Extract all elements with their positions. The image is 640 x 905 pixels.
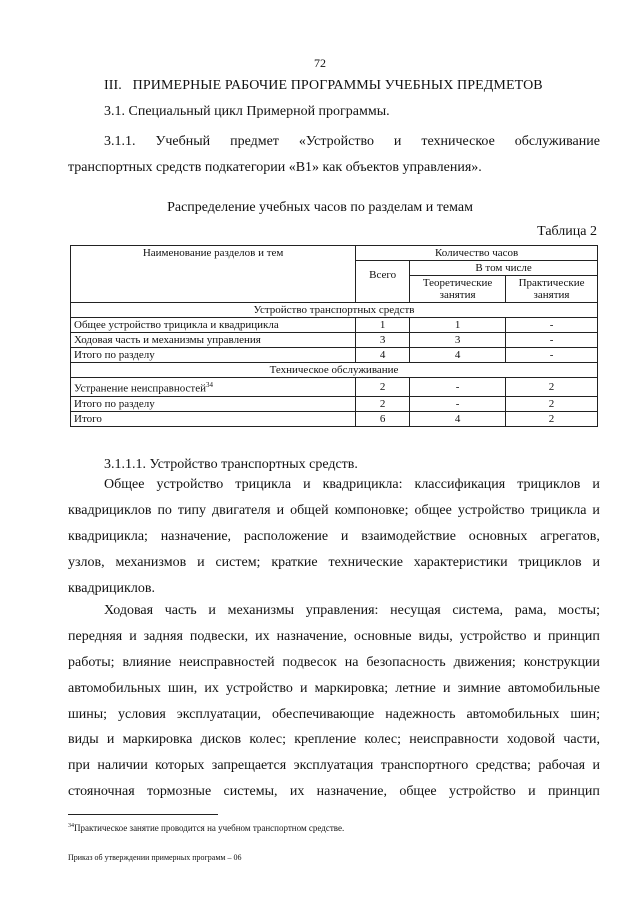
- row-practice: 2: [506, 396, 598, 411]
- row-total: 4: [356, 348, 410, 363]
- subject-line-2: транспортных средств подкатегории «B1» как объектов управления».: [68, 160, 482, 175]
- paragraph-line: автомобильных шин, их устройство и маркировка; летние и зимние автомобильные: [68, 680, 600, 696]
- row-theory: 4: [410, 411, 506, 426]
- paragraph-line: передняя и задняя подвески, их назначение, основные виды, устройство и принцип: [68, 628, 600, 644]
- subject-title: [68, 129, 600, 181]
- paragraph-line: стояночная тормозные системы, их назначение, общее устройство и принцип: [68, 784, 600, 800]
- row-total: 2: [356, 378, 410, 397]
- section-heading: III. ПРИМЕРНЫЕ РАБОЧИЕ ПРОГРАММЫ УЧЕБНЫХ ПРЕДМЕТОВ: [104, 78, 543, 93]
- row-name: Общее устройство трицикла и квадрицикла: [71, 318, 356, 333]
- paragraph-line: узлов, механизмов и систем; краткие технические характеристики трициклов и: [68, 554, 600, 570]
- header-name: Наименование разделов и тем: [71, 246, 356, 303]
- header-total: Всего: [356, 261, 410, 303]
- paragraph-line: квадрициклов.: [68, 580, 155, 596]
- subject-line-1: [68, 129, 600, 155]
- row-total: 6: [356, 411, 410, 426]
- page-number: 72: [314, 56, 326, 70]
- footnote-number: 34: [68, 823, 74, 829]
- header-practical: Практические занятия: [506, 276, 598, 303]
- header-quantity: Количество часов: [356, 246, 598, 261]
- row-practice: -: [506, 333, 598, 348]
- row-practice: 2: [506, 378, 598, 397]
- footnote-marker: 34: [205, 381, 213, 389]
- table-caption: Распределение учебных часов по разделам и темам: [167, 200, 473, 215]
- row-total: 1: [356, 318, 410, 333]
- paragraph-line: виды и маркировка дисков колес; крепление колес; неисправности ходовой части,: [68, 732, 600, 748]
- row-name: Устранение неисправностей$^{34}$: [71, 378, 356, 397]
- row-theory: 4: [410, 348, 506, 363]
- row-total: 3: [356, 333, 410, 348]
- subject-word: «Устройство: [298, 134, 374, 149]
- paragraph-chassis: [68, 598, 600, 805]
- subject-word: предмет: [230, 134, 279, 149]
- footnote-text: Практическое занятие проводится на учебном транспортном средстве.: [74, 823, 345, 833]
- subsection-title: 3.1. Специальный цикл Примерной программы.: [104, 104, 390, 119]
- table-row: [71, 348, 598, 363]
- paragraph-line: квадрициклов по типу двигателя и общей компоновке; общее устройство трицикла и: [68, 502, 600, 518]
- footnote: [68, 823, 344, 833]
- row-theory: 1: [410, 318, 506, 333]
- table-row: [71, 396, 598, 411]
- paragraph-line: при наличии которых запрещается эксплуатация транспортного средства; рабочая и: [68, 758, 600, 774]
- table-row: [71, 333, 598, 348]
- row-theory: -: [410, 396, 506, 411]
- section-row: Техническое обслуживание: [71, 363, 598, 378]
- hours-table: [70, 245, 598, 427]
- subject-word: и: [393, 134, 402, 149]
- row-practice: -: [506, 318, 598, 333]
- table-label: Таблица 2: [537, 224, 597, 239]
- subject-word: обслуживание: [514, 134, 600, 149]
- footnote-rule: [68, 814, 218, 815]
- paragraph-line: Ходовая часть и механизмы управления: несущая система, рама, мосты;: [104, 603, 600, 618]
- row-name: Итого по разделу: [71, 348, 356, 363]
- row-name: Ходовая часть и механизмы управления: [71, 333, 356, 348]
- paragraph-line: шины; условия эксплуатации, обеспечивающие надежность автомобильных шин;: [68, 706, 600, 722]
- topic-heading: 3.1.1.1. Устройство транспортных средств.: [104, 457, 358, 472]
- row-theory: -: [410, 378, 506, 397]
- paragraph-line: работы; влияние неисправностей подвесок на безопасность движения; конструкции: [68, 654, 600, 670]
- header-including: В том числе: [410, 261, 598, 276]
- row-total: 2: [356, 396, 410, 411]
- subject-word: Учебный: [155, 134, 211, 149]
- table-row: [71, 378, 598, 397]
- section-row: Устройство транспортных средств: [71, 303, 598, 318]
- paragraph-general-structure: [68, 472, 600, 601]
- row-practice: -: [506, 348, 598, 363]
- row-name: Итого: [71, 411, 356, 426]
- table-row: [71, 318, 598, 333]
- table-row: [71, 411, 598, 426]
- paragraph-line: Общее устройство трицикла и квадрицикла: классификация трициклов и: [104, 477, 600, 492]
- page-footer: Приказ об утверждении примерных программ – 06: [68, 853, 242, 862]
- row-name: Итого по разделу: [71, 396, 356, 411]
- subject-word: 3.1.1.: [104, 134, 136, 149]
- row-theory: 3: [410, 333, 506, 348]
- subject-word: техническое: [421, 134, 495, 149]
- paragraph-line: квадрицикла; назначение, расположение и взаимодействие основных агрегатов,: [68, 528, 600, 544]
- header-theoretical: Теоретические занятия: [410, 276, 506, 303]
- row-practice: 2: [506, 411, 598, 426]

=-=-=-=-=

TASK BRIEF: In everything from the line containing "- row-practice: 2: [506, 396, 598, 411]" down to the line containing "- paragraph-line: узлов, механизмов" in the items, rename "row-total" to "row-sum" and give those lines again with nothing else changed.

RESULT FOR THIS EXERCISE:
- row-practice: 2: [506, 396, 598, 411]
- row-sum: 4: [356, 348, 410, 363]
- subject-line-2: транспортных средств подкатегории «B1» как объектов управления».: [68, 160, 482, 175]
- paragraph-line: автомобильных шин, их устройство и маркировка; летние и зимние автомобильные: [68, 680, 600, 696]
- row-theory: 4: [410, 411, 506, 426]
- paragraph-line: передняя и задняя подвески, их назначение, основные виды, устройство и принцип: [68, 628, 600, 644]
- subject-title: [68, 129, 600, 181]
- paragraph-line: стояночная тормозные системы, их назначение, общее устройство и принцип: [68, 784, 600, 800]
- row-sum: 2: [356, 378, 410, 397]
- section-heading: III. ПРИМЕРНЫЕ РАБОЧИЕ ПРОГРАММЫ УЧЕБНЫХ ПРЕДМЕТОВ: [104, 78, 543, 93]
- row-name: Общее устройство трицикла и квадрицикла: [71, 318, 356, 333]
- paragraph-line: узлов, механизмов и систем; краткие технические характеристики трициклов и: [68, 554, 600, 570]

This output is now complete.